• _Exercise objective_: In the entries below, find every line holding the string "littéraux" and collect it.

• _Information given_:
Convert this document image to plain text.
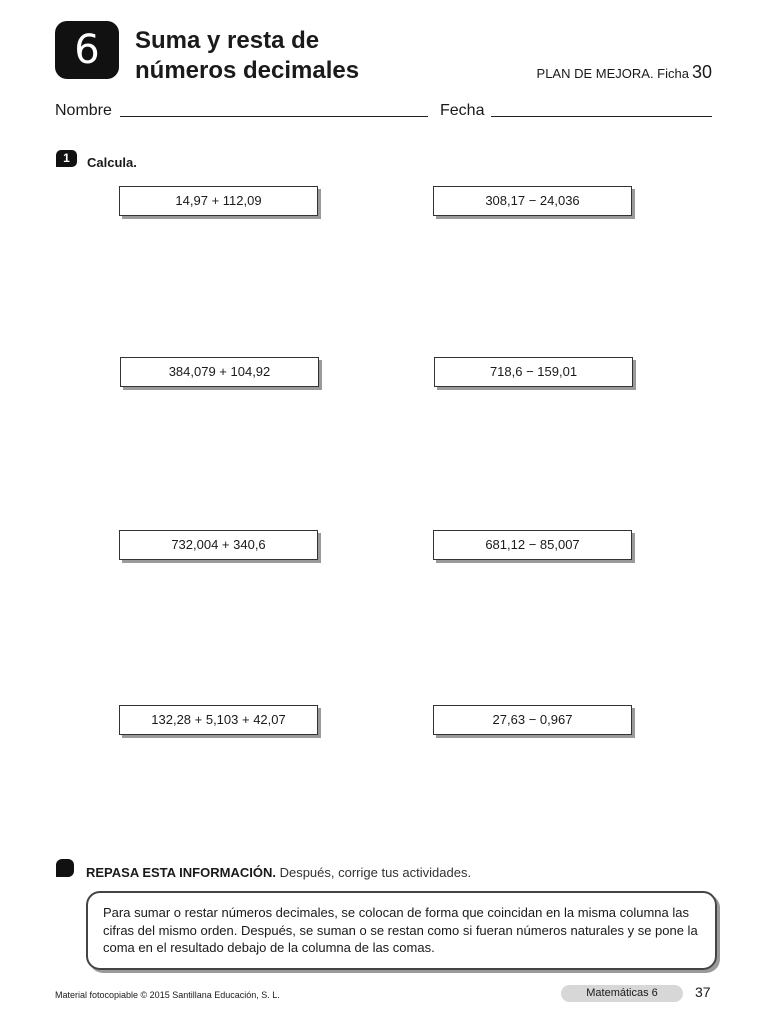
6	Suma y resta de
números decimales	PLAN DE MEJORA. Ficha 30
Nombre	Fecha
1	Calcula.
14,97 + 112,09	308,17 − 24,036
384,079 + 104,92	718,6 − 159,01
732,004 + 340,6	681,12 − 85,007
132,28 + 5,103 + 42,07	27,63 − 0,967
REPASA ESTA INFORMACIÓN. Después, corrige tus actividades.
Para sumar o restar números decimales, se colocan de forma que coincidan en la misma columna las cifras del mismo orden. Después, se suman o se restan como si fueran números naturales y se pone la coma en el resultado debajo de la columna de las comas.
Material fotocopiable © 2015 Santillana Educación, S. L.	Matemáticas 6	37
...
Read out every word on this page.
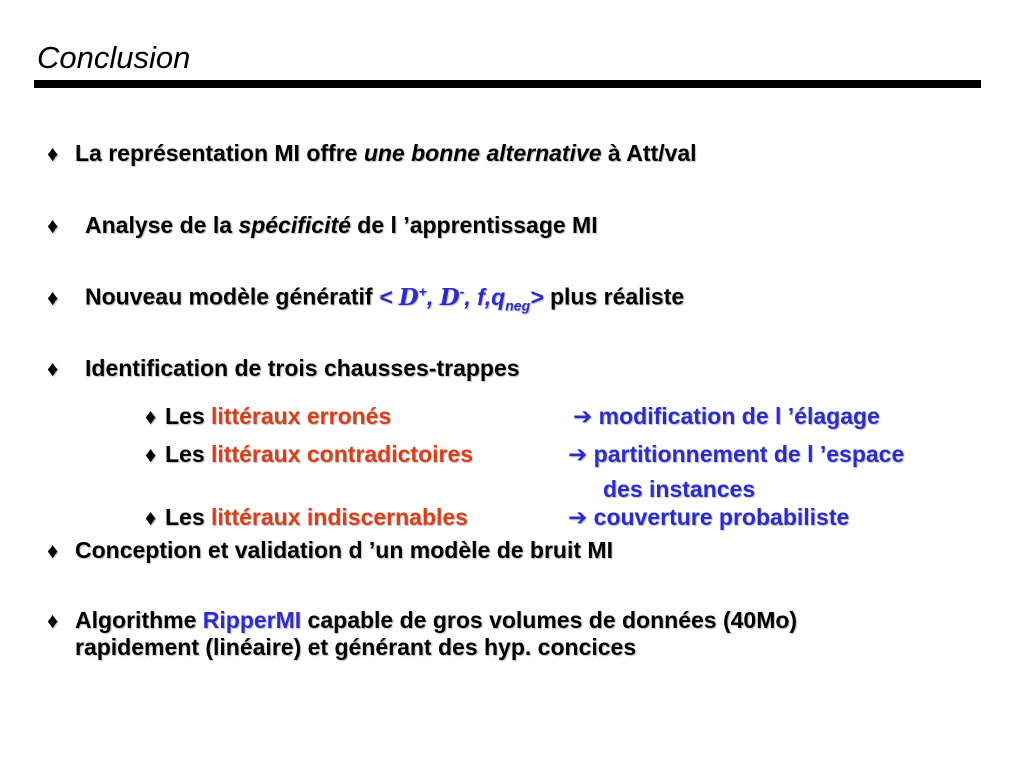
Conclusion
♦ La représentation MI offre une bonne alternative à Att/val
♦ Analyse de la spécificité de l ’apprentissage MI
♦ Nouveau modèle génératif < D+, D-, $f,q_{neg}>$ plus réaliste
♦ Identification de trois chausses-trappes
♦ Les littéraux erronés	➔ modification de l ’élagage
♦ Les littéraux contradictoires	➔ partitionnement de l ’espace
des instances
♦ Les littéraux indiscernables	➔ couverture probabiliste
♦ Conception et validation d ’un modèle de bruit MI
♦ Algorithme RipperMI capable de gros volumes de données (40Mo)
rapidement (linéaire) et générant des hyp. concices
* * *
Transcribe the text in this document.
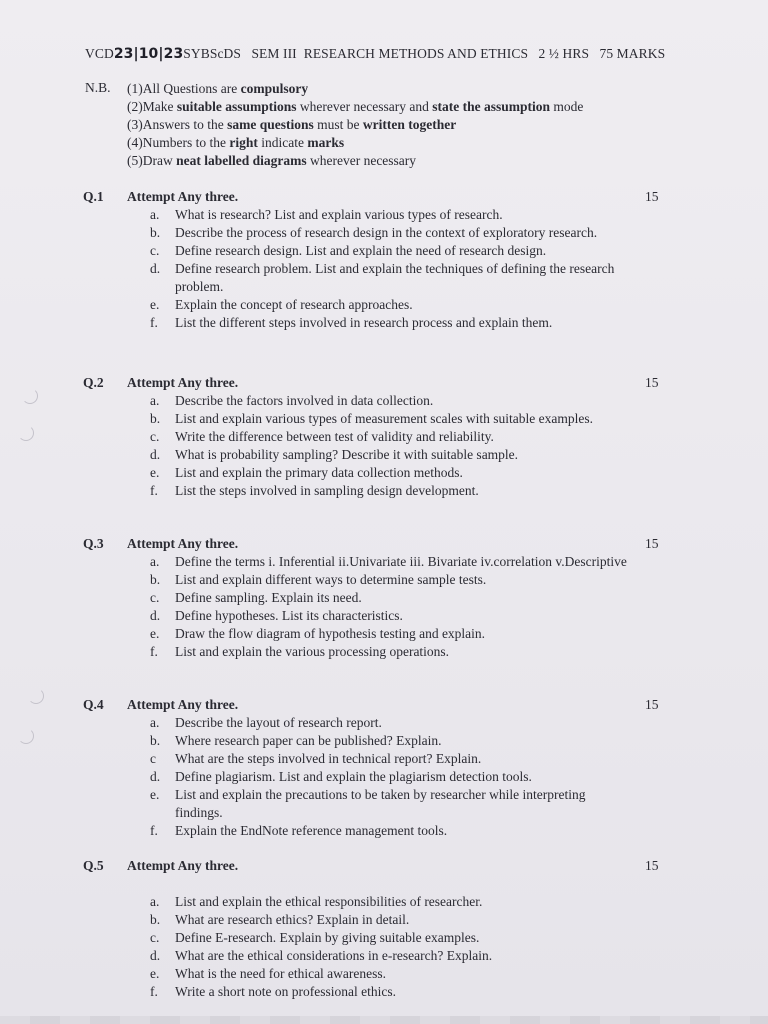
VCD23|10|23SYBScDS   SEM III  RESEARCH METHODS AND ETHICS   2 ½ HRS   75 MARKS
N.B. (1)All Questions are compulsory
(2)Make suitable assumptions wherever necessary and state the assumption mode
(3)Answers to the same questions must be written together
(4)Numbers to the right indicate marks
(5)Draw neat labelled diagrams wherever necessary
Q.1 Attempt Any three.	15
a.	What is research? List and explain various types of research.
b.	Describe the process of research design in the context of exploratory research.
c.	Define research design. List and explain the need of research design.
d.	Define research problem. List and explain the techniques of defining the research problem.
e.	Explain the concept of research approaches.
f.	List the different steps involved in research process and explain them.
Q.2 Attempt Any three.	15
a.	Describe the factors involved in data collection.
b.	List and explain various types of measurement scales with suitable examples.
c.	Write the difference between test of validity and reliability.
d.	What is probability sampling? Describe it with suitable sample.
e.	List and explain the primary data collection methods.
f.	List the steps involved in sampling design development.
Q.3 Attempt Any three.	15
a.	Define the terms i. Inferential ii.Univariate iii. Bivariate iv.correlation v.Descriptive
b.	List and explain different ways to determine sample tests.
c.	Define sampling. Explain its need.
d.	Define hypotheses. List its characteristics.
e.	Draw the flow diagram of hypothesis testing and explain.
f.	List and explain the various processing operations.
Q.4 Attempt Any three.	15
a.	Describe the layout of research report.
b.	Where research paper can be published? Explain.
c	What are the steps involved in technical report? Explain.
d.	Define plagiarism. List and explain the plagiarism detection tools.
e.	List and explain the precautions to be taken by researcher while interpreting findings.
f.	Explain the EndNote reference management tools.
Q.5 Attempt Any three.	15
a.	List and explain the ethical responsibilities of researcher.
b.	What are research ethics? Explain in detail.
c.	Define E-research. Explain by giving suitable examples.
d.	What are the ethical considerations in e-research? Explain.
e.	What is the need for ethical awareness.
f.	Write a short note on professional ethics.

• _Response to the task_:
♦ Les littéraux erronés	➔ modification de l ’élagage
♦ Les littéraux contradictoires	➔ partitionnement de l ’espace
♦ Les littéraux indiscernables	➔ couverture probabiliste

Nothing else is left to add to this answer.